• _EXERCISE MATERIALS_:
---
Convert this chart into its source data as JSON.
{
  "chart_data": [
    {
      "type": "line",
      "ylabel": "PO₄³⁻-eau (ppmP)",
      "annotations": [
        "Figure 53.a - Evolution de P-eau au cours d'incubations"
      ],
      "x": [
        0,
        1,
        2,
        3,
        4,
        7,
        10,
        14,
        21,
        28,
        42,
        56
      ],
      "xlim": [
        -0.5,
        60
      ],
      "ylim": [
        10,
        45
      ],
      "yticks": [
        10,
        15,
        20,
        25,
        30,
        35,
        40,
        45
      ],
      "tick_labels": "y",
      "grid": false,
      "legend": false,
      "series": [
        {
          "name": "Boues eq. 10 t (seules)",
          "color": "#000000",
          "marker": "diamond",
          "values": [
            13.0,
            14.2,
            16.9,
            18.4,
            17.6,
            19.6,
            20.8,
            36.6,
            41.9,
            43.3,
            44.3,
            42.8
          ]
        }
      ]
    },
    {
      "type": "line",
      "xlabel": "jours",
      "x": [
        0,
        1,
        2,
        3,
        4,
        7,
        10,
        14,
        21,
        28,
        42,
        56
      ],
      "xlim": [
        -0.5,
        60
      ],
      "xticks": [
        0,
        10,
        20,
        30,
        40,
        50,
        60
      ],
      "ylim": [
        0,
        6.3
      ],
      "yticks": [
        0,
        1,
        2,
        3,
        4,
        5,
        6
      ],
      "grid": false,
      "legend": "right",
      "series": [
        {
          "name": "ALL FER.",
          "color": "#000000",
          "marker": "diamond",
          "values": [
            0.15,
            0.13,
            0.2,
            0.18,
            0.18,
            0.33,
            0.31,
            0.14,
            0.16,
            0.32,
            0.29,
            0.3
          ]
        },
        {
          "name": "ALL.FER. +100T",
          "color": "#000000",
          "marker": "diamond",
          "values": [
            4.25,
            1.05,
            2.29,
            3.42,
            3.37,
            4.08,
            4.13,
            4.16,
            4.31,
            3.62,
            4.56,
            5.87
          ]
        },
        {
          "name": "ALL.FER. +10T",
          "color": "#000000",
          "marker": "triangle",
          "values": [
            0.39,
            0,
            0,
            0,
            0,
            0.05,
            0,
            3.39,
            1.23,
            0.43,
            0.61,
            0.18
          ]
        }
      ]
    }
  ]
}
---
• _WHAT YOU WILL DO_:
Restate the whole listing exactly.

• _RESULT FOR THIS TASK_:
Convert this chart into its source data as JSON.
{
  "chart_data": [
    {
      "type": "line",
      "ylabel": "PO₄³⁻-eau (ppmP)",
      "annotations": [
        "Figure 53.a - Evolution de P-eau au cours d'incubations"
      ],
      "x": [
        0,
        1,
        2,
        3,
        4,
        7,
        10,
        14,
        21,
        28,
        42,
        56
      ],
      "xlim": [
        -0.5,
        60
      ],
      "ylim": [
        10,
        45
      ],
      "yticks": [
        10,
        15,
        20,
        25,
        30,
        35,
        40,
        45
      ],
      "tick_labels": "y",
      "grid": false,
      "legend": false,
      "series": [
        {
          "name": "Boues eq. 10 t (seules)",
          "color": "#000000",
          "marker": "diamond",
          "values": [
            13.0,
            14.2,
            16.9,
            18.4,
            17.6,
            19.6,
            20.8,
            36.6,
            41.9,
            43.3,
            44.3,
            42.8
          ]
        }
      ]
    },
    {
      "type": "line",
      "xlabel": "jours",
      "x": [
        0,
        1,
        2,
        3,
        4,
        7,
        10,
        14,
        21,
        28,
        42,
        56
      ],
      "xlim": [
        -0.5,
        60
      ],
      "xticks": [
        0,
        10,
        20,
        30,
        40,
        50,
        60
      ],
      "ylim": [
        0,
        6.3
      ],
      "yticks": [
        0,
        1,
        2,
        3,
        4,
        5,
        6
      ],
      "grid": false,
      "legend": "right",
      "series": [
        {
          "name": "ALL FER.",
          "color": "#000000",
          "marker": "diamond",
          "values": [
            0.15,
            0.13,
            0.2,
            0.18,
            0.18,
            0.33,
            0.31,
            0.14,
            0.16,
            0.32,
            0.29,
            0.3
          ]
        },
        {
          "name": "ALL.FER. +100T",
          "color": "#000000",
          "marker": "diamond",
          "values": [
            4.25,
            1.05,
            2.29,
            3.42,
            3.37,
            4.08,
            4.13,
            4.16,
            4.31,
            3.62,
            4.56,
            5.87
          ]
        },
        {
          "name": "ALL.FER. +10T",
          "color": "#000000",
          "marker": "triangle",
          "values": [
            0.39,
            0,
            0,
            0,
            0,
            0.05,
            0,
            3.39,
            1.23,
            0.43,
            0.61,
            0.18
          ]
        }
      ]
    }
  ]
}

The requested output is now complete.